Below are the records; collect from them each line containing the string "document".

** BEGIN RECORDS FOR THE EXERCISE **

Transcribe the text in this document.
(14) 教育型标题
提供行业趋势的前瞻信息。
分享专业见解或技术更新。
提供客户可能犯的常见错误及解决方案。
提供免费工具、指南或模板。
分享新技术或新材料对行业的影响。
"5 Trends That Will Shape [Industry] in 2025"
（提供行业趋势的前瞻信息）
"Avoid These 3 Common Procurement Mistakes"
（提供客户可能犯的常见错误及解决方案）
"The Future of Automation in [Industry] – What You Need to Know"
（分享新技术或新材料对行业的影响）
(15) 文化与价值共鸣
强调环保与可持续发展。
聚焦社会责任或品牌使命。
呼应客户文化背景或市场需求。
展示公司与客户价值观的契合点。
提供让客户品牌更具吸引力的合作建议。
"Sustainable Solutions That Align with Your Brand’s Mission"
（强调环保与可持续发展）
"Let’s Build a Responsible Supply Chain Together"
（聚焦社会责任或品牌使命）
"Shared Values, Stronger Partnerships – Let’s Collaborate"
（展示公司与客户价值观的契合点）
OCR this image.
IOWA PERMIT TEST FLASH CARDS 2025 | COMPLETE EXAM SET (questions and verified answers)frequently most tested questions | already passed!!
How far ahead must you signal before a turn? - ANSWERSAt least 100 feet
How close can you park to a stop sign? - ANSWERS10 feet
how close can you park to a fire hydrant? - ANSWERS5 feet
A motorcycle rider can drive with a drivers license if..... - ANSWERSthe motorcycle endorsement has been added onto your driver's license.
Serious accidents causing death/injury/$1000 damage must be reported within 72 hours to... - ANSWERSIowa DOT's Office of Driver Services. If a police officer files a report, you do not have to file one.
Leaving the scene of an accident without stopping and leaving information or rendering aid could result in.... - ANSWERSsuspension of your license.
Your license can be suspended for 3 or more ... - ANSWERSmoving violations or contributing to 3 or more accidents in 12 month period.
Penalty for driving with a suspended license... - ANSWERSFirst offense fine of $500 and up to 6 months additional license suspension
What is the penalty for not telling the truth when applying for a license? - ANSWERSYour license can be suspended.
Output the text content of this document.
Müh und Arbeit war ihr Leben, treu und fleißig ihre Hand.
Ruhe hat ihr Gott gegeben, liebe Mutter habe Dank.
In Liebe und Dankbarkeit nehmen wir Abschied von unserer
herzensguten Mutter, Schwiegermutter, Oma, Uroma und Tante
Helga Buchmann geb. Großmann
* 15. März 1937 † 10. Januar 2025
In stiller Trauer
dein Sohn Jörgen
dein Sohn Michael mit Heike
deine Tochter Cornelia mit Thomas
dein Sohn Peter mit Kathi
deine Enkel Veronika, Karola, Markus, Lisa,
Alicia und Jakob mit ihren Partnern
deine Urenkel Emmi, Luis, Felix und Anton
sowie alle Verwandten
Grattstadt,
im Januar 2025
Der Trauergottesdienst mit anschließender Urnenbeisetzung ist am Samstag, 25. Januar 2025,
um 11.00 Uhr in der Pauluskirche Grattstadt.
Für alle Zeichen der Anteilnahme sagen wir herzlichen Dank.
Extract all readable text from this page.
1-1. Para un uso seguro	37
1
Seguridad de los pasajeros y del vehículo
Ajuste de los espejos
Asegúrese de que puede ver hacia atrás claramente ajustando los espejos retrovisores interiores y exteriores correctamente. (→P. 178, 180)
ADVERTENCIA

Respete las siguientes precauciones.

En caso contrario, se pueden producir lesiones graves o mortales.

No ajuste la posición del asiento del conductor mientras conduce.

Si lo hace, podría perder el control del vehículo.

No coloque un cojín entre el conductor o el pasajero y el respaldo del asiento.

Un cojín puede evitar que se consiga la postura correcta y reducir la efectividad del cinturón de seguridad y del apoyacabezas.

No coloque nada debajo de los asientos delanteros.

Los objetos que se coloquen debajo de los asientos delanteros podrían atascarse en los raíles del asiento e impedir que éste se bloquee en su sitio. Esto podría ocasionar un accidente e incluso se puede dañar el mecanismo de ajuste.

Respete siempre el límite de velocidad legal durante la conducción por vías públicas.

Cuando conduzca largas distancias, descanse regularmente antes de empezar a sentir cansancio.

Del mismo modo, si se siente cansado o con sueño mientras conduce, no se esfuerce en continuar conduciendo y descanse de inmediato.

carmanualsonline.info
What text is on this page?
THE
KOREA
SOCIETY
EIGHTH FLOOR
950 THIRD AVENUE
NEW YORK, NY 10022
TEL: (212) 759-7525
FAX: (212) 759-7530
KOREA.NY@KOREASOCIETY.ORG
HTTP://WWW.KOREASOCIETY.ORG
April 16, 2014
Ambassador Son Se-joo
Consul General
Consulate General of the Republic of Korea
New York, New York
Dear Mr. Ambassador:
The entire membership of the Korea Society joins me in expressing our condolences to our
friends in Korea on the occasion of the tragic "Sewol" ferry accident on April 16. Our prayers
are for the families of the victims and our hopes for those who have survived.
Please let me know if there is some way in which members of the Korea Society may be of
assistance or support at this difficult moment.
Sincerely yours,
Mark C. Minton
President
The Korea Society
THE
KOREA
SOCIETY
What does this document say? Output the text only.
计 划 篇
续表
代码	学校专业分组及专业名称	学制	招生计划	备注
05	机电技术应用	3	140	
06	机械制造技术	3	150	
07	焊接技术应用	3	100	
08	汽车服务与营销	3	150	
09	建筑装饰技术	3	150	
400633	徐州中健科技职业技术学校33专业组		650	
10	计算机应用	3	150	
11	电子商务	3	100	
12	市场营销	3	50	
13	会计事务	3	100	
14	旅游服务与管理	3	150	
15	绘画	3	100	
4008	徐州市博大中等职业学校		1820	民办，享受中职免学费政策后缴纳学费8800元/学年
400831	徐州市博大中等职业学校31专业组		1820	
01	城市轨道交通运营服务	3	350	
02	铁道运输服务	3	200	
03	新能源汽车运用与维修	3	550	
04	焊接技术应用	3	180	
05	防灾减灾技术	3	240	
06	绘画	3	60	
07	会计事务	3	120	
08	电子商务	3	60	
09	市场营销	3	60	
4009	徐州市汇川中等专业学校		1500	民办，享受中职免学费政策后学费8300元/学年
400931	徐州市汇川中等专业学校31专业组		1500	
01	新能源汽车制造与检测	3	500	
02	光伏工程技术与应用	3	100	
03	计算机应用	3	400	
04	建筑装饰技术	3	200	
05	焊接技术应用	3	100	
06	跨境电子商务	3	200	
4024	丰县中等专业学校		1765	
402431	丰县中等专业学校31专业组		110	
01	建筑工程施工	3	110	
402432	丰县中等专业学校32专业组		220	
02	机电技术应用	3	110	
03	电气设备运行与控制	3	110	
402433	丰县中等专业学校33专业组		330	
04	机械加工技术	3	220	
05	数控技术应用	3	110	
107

** END RECORDS FOR THE EXERCISE **

#### RESPONSE:
Transcribe the text in this document.
Output the text content of this document.
What does this document say? Output the text only.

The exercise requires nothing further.